- Short task
Gather every line holding the string "this".

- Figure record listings
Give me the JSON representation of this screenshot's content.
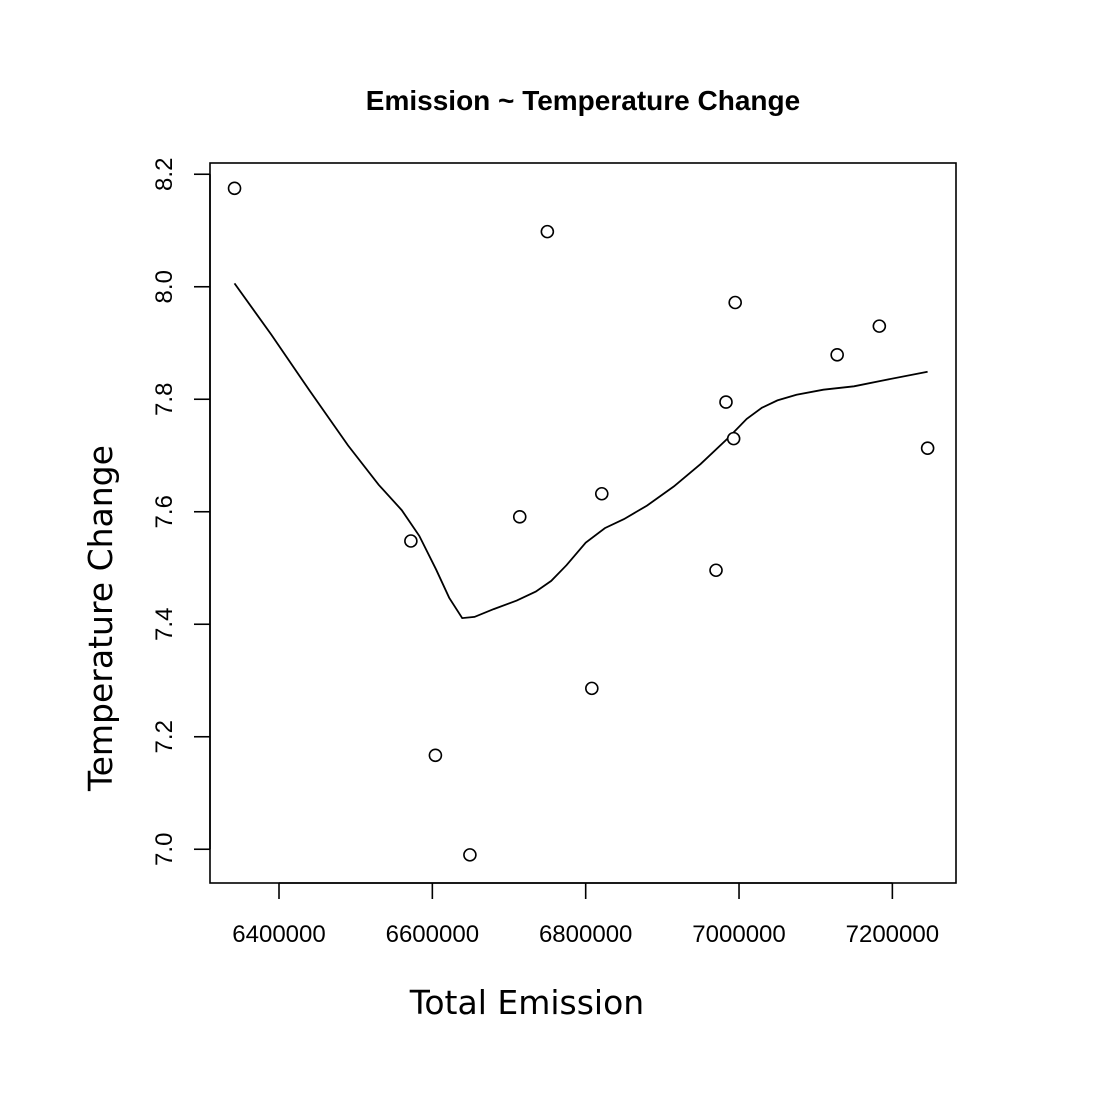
{
  "chart_data": {
    "type": "scatter",
    "title": "Emission ~ Temperature Change",
    "xlabel": "Total Emission",
    "ylabel": "Temperature Change",
    "xlim": [
      6310000,
      7283000
    ],
    "ylim": [
      6.94,
      8.22
    ],
    "x_ticks": [
      6400000,
      6600000,
      6800000,
      7000000,
      7200000
    ],
    "x_tick_labels": [
      "6400000",
      "6600000",
      "6800000",
      "7000000",
      "7200000"
    ],
    "y_ticks": [
      7.0,
      7.2,
      7.4,
      7.6,
      7.8,
      8.0,
      8.2
    ],
    "y_tick_labels": [
      "7.0",
      "7.2",
      "7.4",
      "7.6",
      "7.8",
      "8.0",
      "8.2"
    ],
    "grid": false,
    "legend": "none",
    "points": [
      {
        "x": 6342000,
        "y": 8.175
      },
      {
        "x": 6750000,
        "y": 8.098
      },
      {
        "x": 6995000,
        "y": 7.972
      },
      {
        "x": 7183000,
        "y": 7.93
      },
      {
        "x": 7128000,
        "y": 7.879
      },
      {
        "x": 6983000,
        "y": 7.795
      },
      {
        "x": 6993000,
        "y": 7.73
      },
      {
        "x": 7246000,
        "y": 7.713
      },
      {
        "x": 6821000,
        "y": 7.632
      },
      {
        "x": 6714000,
        "y": 7.591
      },
      {
        "x": 6572000,
        "y": 7.548
      },
      {
        "x": 6970000,
        "y": 7.496
      },
      {
        "x": 6808000,
        "y": 7.286
      },
      {
        "x": 6604000,
        "y": 7.167
      },
      {
        "x": 6649000,
        "y": 6.99
      }
    ],
    "smooth_line": [
      {
        "x": 6342000,
        "y": 8.006
      },
      {
        "x": 6390000,
        "y": 7.915
      },
      {
        "x": 6440000,
        "y": 7.815
      },
      {
        "x": 6490000,
        "y": 7.718
      },
      {
        "x": 6530000,
        "y": 7.648
      },
      {
        "x": 6560000,
        "y": 7.603
      },
      {
        "x": 6583000,
        "y": 7.557
      },
      {
        "x": 6605000,
        "y": 7.497
      },
      {
        "x": 6622000,
        "y": 7.447
      },
      {
        "x": 6639000,
        "y": 7.411
      },
      {
        "x": 6655000,
        "y": 7.413
      },
      {
        "x": 6680000,
        "y": 7.427
      },
      {
        "x": 6710000,
        "y": 7.442
      },
      {
        "x": 6735000,
        "y": 7.458
      },
      {
        "x": 6755000,
        "y": 7.477
      },
      {
        "x": 6775000,
        "y": 7.505
      },
      {
        "x": 6800000,
        "y": 7.545
      },
      {
        "x": 6825000,
        "y": 7.571
      },
      {
        "x": 6850000,
        "y": 7.587
      },
      {
        "x": 6880000,
        "y": 7.611
      },
      {
        "x": 6915000,
        "y": 7.645
      },
      {
        "x": 6950000,
        "y": 7.685
      },
      {
        "x": 6985000,
        "y": 7.73
      },
      {
        "x": 7010000,
        "y": 7.765
      },
      {
        "x": 7030000,
        "y": 7.785
      },
      {
        "x": 7050000,
        "y": 7.798
      },
      {
        "x": 7075000,
        "y": 7.808
      },
      {
        "x": 7110000,
        "y": 7.817
      },
      {
        "x": 7150000,
        "y": 7.823
      },
      {
        "x": 7190000,
        "y": 7.834
      },
      {
        "x": 7246000,
        "y": 7.849
      }
    ]
  }
}
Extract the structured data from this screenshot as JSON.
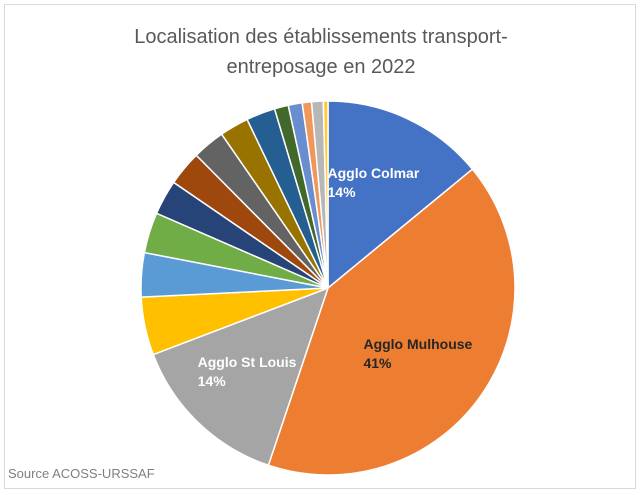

- Written answer
Give me the JSON representation of this screenshot's content.
Extract the structured data from this screenshot as JSON.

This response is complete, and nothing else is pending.